Your objective. Pull out from the material below all lines with "Time".

Listed entries.
○ ○ ○ ○ ○

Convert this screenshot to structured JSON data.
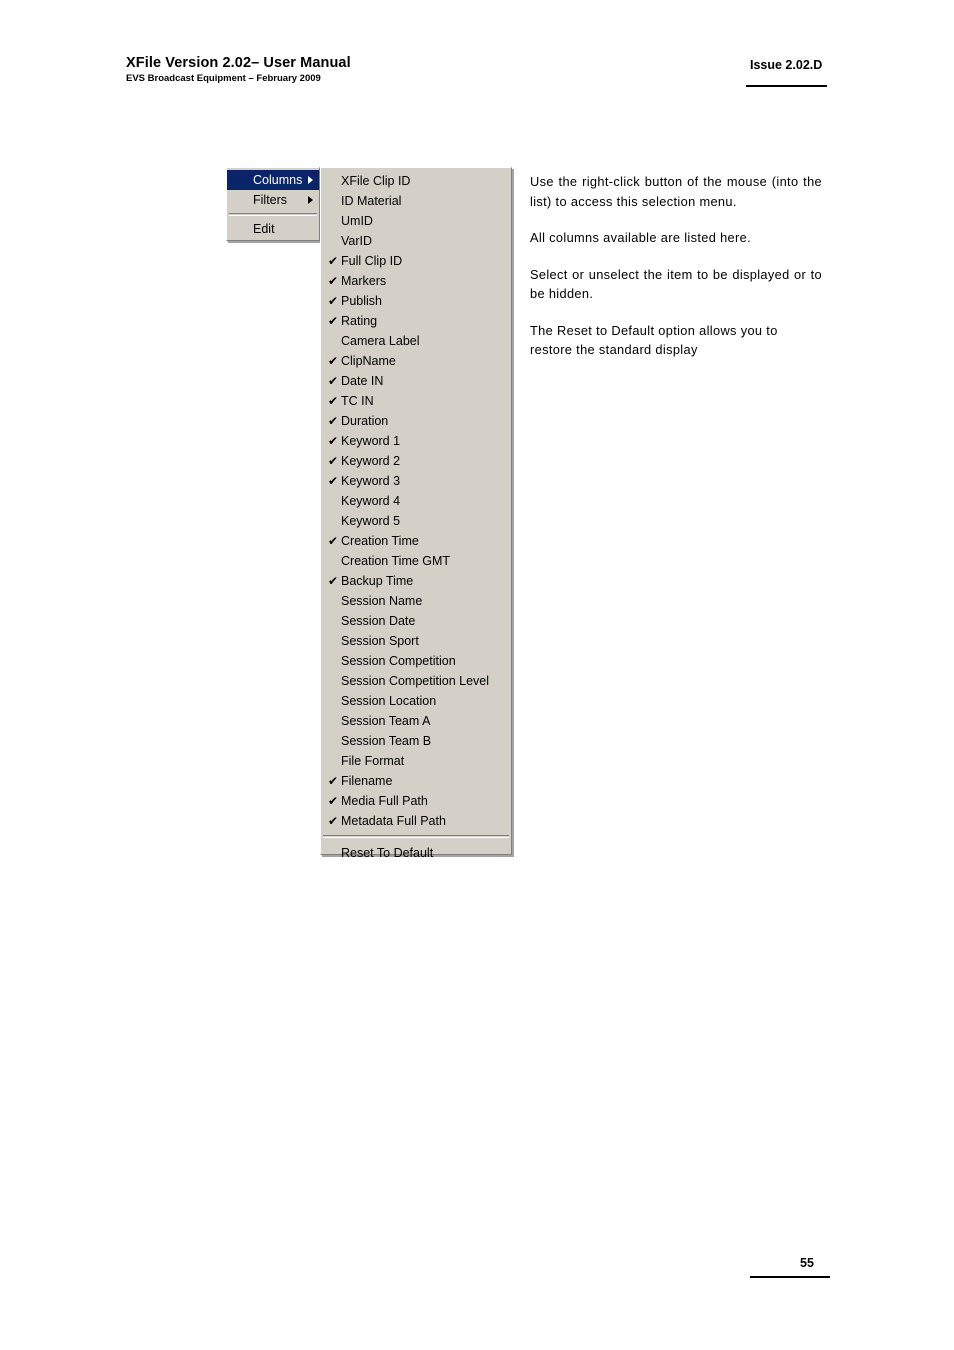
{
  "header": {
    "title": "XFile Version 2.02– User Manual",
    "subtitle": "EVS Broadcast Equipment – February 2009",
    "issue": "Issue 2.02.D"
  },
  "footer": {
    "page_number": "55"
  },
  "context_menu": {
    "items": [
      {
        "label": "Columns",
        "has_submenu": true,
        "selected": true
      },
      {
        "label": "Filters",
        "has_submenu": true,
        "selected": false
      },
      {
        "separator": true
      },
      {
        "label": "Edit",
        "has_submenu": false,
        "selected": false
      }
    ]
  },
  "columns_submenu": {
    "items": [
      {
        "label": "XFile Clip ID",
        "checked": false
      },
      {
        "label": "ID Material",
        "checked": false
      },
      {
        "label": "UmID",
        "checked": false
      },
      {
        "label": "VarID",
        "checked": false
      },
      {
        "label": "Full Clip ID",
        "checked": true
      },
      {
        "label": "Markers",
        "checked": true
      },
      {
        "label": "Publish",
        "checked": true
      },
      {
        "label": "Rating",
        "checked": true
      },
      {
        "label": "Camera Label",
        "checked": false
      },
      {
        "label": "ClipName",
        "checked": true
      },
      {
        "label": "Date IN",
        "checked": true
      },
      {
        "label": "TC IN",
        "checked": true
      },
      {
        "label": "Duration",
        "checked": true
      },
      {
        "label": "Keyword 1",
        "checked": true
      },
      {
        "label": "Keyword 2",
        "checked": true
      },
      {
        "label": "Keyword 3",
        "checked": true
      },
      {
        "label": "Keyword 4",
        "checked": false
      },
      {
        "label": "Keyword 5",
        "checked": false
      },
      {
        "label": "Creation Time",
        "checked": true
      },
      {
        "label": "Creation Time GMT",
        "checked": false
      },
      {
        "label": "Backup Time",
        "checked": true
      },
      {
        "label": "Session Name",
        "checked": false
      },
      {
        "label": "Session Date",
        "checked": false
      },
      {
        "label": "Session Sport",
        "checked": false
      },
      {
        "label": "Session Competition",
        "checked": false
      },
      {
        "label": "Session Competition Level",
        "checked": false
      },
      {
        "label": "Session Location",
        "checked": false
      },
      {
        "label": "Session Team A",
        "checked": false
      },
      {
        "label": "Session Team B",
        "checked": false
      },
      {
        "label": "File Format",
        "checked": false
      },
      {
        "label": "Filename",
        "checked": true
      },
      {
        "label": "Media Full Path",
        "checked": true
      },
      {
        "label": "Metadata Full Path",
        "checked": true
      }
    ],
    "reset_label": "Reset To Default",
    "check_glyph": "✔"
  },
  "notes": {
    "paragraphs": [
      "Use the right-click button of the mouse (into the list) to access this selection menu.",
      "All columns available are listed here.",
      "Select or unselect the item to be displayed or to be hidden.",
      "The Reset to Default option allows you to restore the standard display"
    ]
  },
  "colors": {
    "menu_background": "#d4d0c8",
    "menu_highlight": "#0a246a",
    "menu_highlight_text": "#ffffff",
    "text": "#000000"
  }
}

○ ○ ○ ○ ○

Response to the task.
        "label": "Creation Time",
        "label": "Creation Time GMT",
        "label": "Backup Time",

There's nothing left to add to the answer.